*Task instructions:*
Return the listing below verbatim. Pictures do not belong in the copy.

Dataset entries
________

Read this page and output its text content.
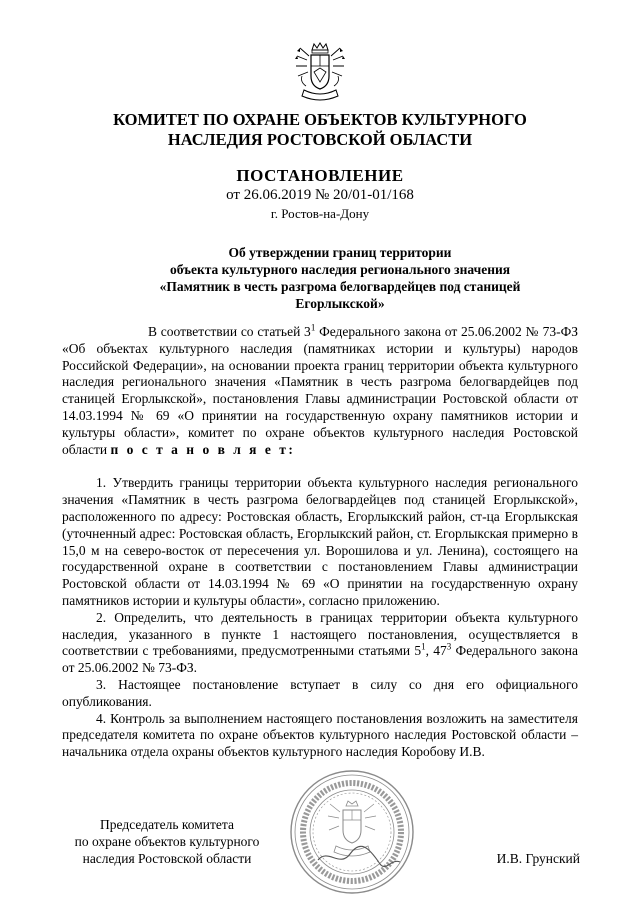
КОМИТЕТ ПО ОХРАНЕ ОБЪЕКТОВ КУЛЬТУРНОГО
НАСЛЕДИЯ РОСТОВСКОЙ ОБЛАСТИ
ПОСТАНОВЛЕНИЕ
от 26.06.2019 № 20/01-01/168
г. Ростов-на-Дону
Об утверждении границ территории
объекта культурного наследия регионального значения
«Памятник в честь разгрома белогвардейцев под станицей
Егорлыкской»

В соответствии со статьей $3^1$ Федерального закона от 25.06.2002 № 73-ФЗ «Об объектах культурного наследия (памятниках истории и культуры) народов Российской Федерации», на основании проекта границ территории объекта культурного наследия регионального значения «Памятник в честь разгрома белогвардейцев под станицей Егорлыкской», постановления Главы администрации Ростовской области от 14.03.1994 № 69 «О принятии на государственную охрану памятников истории и культуры области», комитет по охране объектов культурного наследия Ростовской области п о с т а н о в л я е т:

1. Утвердить границы территории объекта культурного наследия регионального значения «Памятник в честь разгрома белогвардейцев под станицей Егорлыкской», расположенного по адресу: Ростовская область, Егорлыкский район, ст-ца Егорлыкская (уточненный адрес: Ростовская область, Егорлыкский район, ст. Егорлыкская примерно в 15,0 м на северо-восток от пересечения ул. Ворошилова и ул. Ленина), состоящего на государственной охране в соответствии с постановлением Главы администрации Ростовской области от 14.03.1994 № 69 «О принятии на государственную охрану памятников истории и культуры области», согласно приложению.

2. Определить, что деятельность в границах территории объекта культурного наследия, указанного в пункте 1 настоящего постановления, осуществляется в соответствии с требованиями, предусмотренными статьями $5^1$, $47^3$ Федерального закона от 25.06.2002 № 73-ФЗ.

3. Настоящее постановление вступает в силу со дня его официального опубликования.

4. Контроль за выполнением настоящего постановления возложить на заместителя председателя комитета по охране объектов культурного наследия Ростовской области – начальника отдела охраны объектов культурного наследия Коробову И.В.

Председатель комитета
по охране объектов культурного
наследия Ростовской области	И.В. Грунский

________

*Output for this task:*
Read this page and output its text content.
КОМИТЕТ ПО ОХРАНЕ ОБЪЕКТОВ КУЛЬТУРНОГО
НАСЛЕДИЯ РОСТОВСКОЙ ОБЛАСТИ
ПОСТАНОВЛЕНИЕ
от 26.06.2019 № 20/01-01/168
г. Ростов-на-Дону
Об утверждении границ территории
объекта культурного наследия регионального значения
«Памятник в честь разгрома белогвардейцев под станицей
Егорлыкской»

В соответствии со статьей $3^1$ Федерального закона от 25.06.2002 № 73-ФЗ «Об объектах культурного наследия (памятниках истории и культуры) народов Российской Федерации», на основании проекта границ территории объекта культурного наследия регионального значения «Памятник в честь разгрома белогвардейцев под станицей Егорлыкской», постановления Главы администрации Ростовской области от 14.03.1994 № 69 «О принятии на государственную охрану памятников истории и культуры области», комитет по охране объектов культурного наследия Ростовской области п о с т а н о в л я е т:

1. Утвердить границы территории объекта культурного наследия регионального значения «Памятник в честь разгрома белогвардейцев под станицей Егорлыкской», расположенного по адресу: Ростовская область, Егорлыкский район, ст-ца Егорлыкская (уточненный адрес: Ростовская область, Егорлыкский район, ст. Егорлыкская примерно в 15,0 м на северо-восток от пересечения ул. Ворошилова и ул. Ленина), состоящего на государственной охране в соответствии с постановлением Главы администрации Ростовской области от 14.03.1994 № 69 «О принятии на государственную охрану памятников истории и культуры области», согласно приложению.

2. Определить, что деятельность в границах территории объекта культурного наследия, указанного в пункте 1 настоящего постановления, осуществляется в соответствии с требованиями, предусмотренными статьями $5^1$, $47^3$ Федерального закона от 25.06.2002 № 73-ФЗ.

3. Настоящее постановление вступает в силу со дня его официального опубликования.

4. Контроль за выполнением настоящего постановления возложить на заместителя председателя комитета по охране объектов культурного наследия Ростовской области – начальника отдела охраны объектов культурного наследия Коробову И.В.

Председатель комитета
по охране объектов культурного
наследия Ростовской области	И.В. Грунский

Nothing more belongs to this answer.